> [What to work on] Find the string "name" and gather every line that holds it.

> [Records shown]
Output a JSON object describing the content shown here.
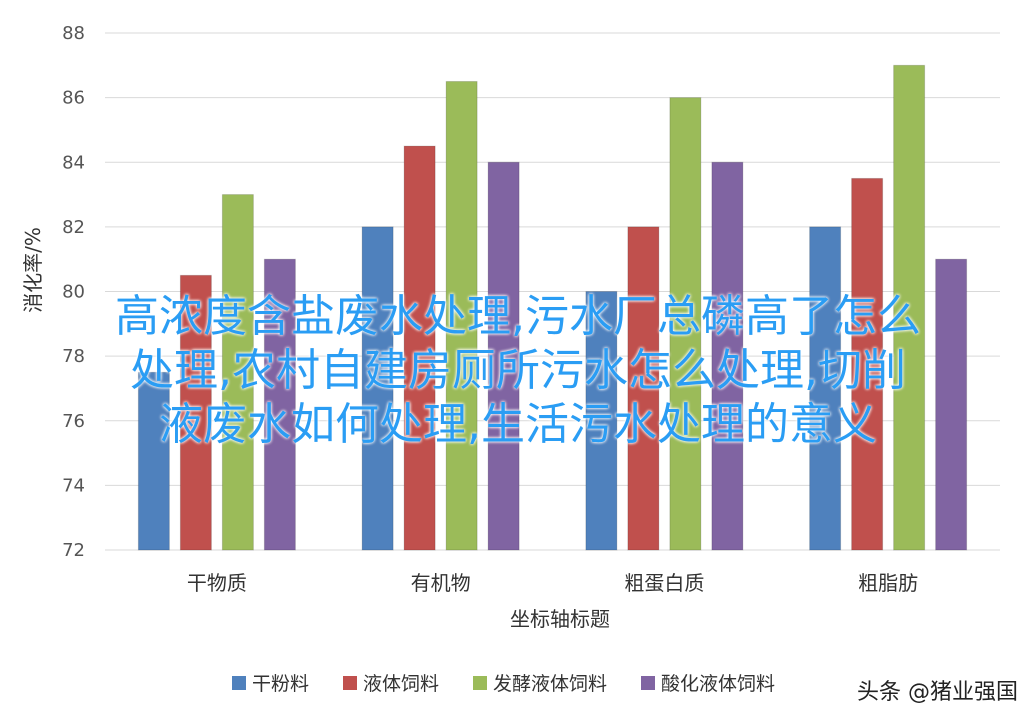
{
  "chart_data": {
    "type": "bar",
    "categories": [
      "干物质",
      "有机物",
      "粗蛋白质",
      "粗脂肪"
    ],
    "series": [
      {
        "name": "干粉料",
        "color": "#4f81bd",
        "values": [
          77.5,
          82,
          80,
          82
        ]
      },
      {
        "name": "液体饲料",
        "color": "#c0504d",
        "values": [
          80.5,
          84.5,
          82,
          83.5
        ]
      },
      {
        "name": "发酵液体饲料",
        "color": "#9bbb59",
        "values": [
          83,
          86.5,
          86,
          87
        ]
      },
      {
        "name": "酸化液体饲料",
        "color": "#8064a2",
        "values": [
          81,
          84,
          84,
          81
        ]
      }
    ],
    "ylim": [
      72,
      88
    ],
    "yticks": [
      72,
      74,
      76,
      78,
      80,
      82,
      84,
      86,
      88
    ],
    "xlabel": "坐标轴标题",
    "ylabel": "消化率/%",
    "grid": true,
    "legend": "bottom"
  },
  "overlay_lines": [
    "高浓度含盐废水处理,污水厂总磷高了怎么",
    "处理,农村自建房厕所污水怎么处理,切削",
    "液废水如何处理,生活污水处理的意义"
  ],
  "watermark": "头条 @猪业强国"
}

> [Full solution]
        "name": "干粉料",
        "name": "液体饲料",
        "name": "发酵液体饲料",
        "name": "酸化液体饲料",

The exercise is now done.